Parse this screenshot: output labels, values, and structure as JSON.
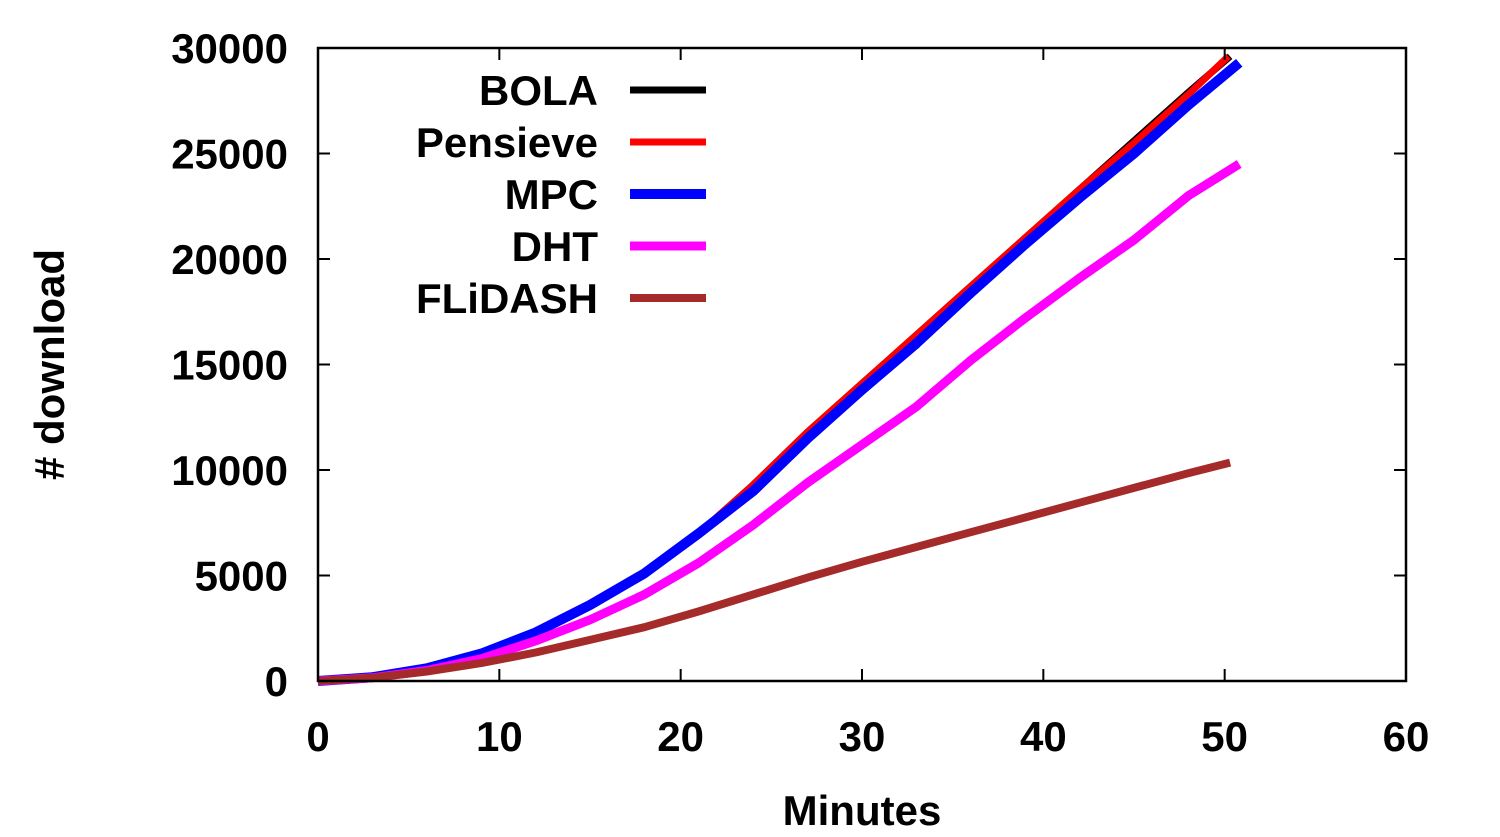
{
  "chart_data": {
    "type": "line",
    "xlabel": "Minutes",
    "ylabel": "# download",
    "xlim": [
      0,
      60
    ],
    "ylim": [
      0,
      30000
    ],
    "xticks": [
      "0",
      "10",
      "20",
      "30",
      "40",
      "50",
      "60"
    ],
    "yticks": [
      "0",
      "5000",
      "10000",
      "15000",
      "20000",
      "25000",
      "30000"
    ],
    "grid": false,
    "legend_position": "top-left",
    "series": [
      {
        "name": "BOLA",
        "color": "#000000",
        "x": [
          0,
          3,
          6,
          9,
          12,
          15,
          18,
          21,
          24,
          27,
          30,
          33,
          36,
          39,
          42,
          45,
          48,
          50.3
        ],
        "y": [
          0,
          180,
          600,
          1300,
          2300,
          3600,
          5100,
          7000,
          9300,
          11800,
          14100,
          16400,
          18700,
          21000,
          23300,
          25600,
          27900,
          29600
        ]
      },
      {
        "name": "Pensieve",
        "color": "#ff0000",
        "x": [
          0,
          3,
          6,
          9,
          12,
          15,
          18,
          21,
          24,
          27,
          30,
          33,
          36,
          39,
          42,
          45,
          48,
          50.2
        ],
        "y": [
          0,
          180,
          600,
          1300,
          2300,
          3600,
          5100,
          7000,
          9300,
          11800,
          14100,
          16400,
          18700,
          21000,
          23300,
          25500,
          27800,
          29600
        ]
      },
      {
        "name": "MPC",
        "color": "#0000ff",
        "x": [
          0,
          3,
          6,
          9,
          12,
          15,
          18,
          21,
          24,
          27,
          30,
          33,
          36,
          39,
          42,
          45,
          48,
          50.8
        ],
        "y": [
          0,
          180,
          600,
          1300,
          2300,
          3600,
          5100,
          7000,
          9000,
          11500,
          13800,
          16000,
          18400,
          20700,
          22900,
          25000,
          27300,
          29300
        ]
      },
      {
        "name": "DHT",
        "color": "#ff00ff",
        "x": [
          0,
          3,
          6,
          9,
          12,
          15,
          18,
          21,
          24,
          27,
          30,
          33,
          36,
          39,
          42,
          45,
          48,
          50.8
        ],
        "y": [
          0,
          150,
          500,
          1050,
          1900,
          2900,
          4100,
          5600,
          7400,
          9400,
          11200,
          13000,
          15200,
          17200,
          19100,
          20900,
          23000,
          24500
        ]
      },
      {
        "name": "FLiDASH",
        "color": "#a52a2a",
        "x": [
          0,
          3,
          6,
          9,
          12,
          15,
          18,
          21,
          24,
          27,
          30,
          33,
          36,
          39,
          42,
          45,
          48,
          50.3
        ],
        "y": [
          0,
          150,
          450,
          850,
          1350,
          1950,
          2550,
          3300,
          4100,
          4900,
          5650,
          6350,
          7050,
          7750,
          8450,
          9150,
          9850,
          10350
        ]
      }
    ]
  }
}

§ Given problem: Return each line of the listing that holds the string "name".

§ Task response:
        "name": "BOLA",
        "name": "Pensieve",
        "name": "MPC",
        "name": "DHT",
        "name": "FLiDASH",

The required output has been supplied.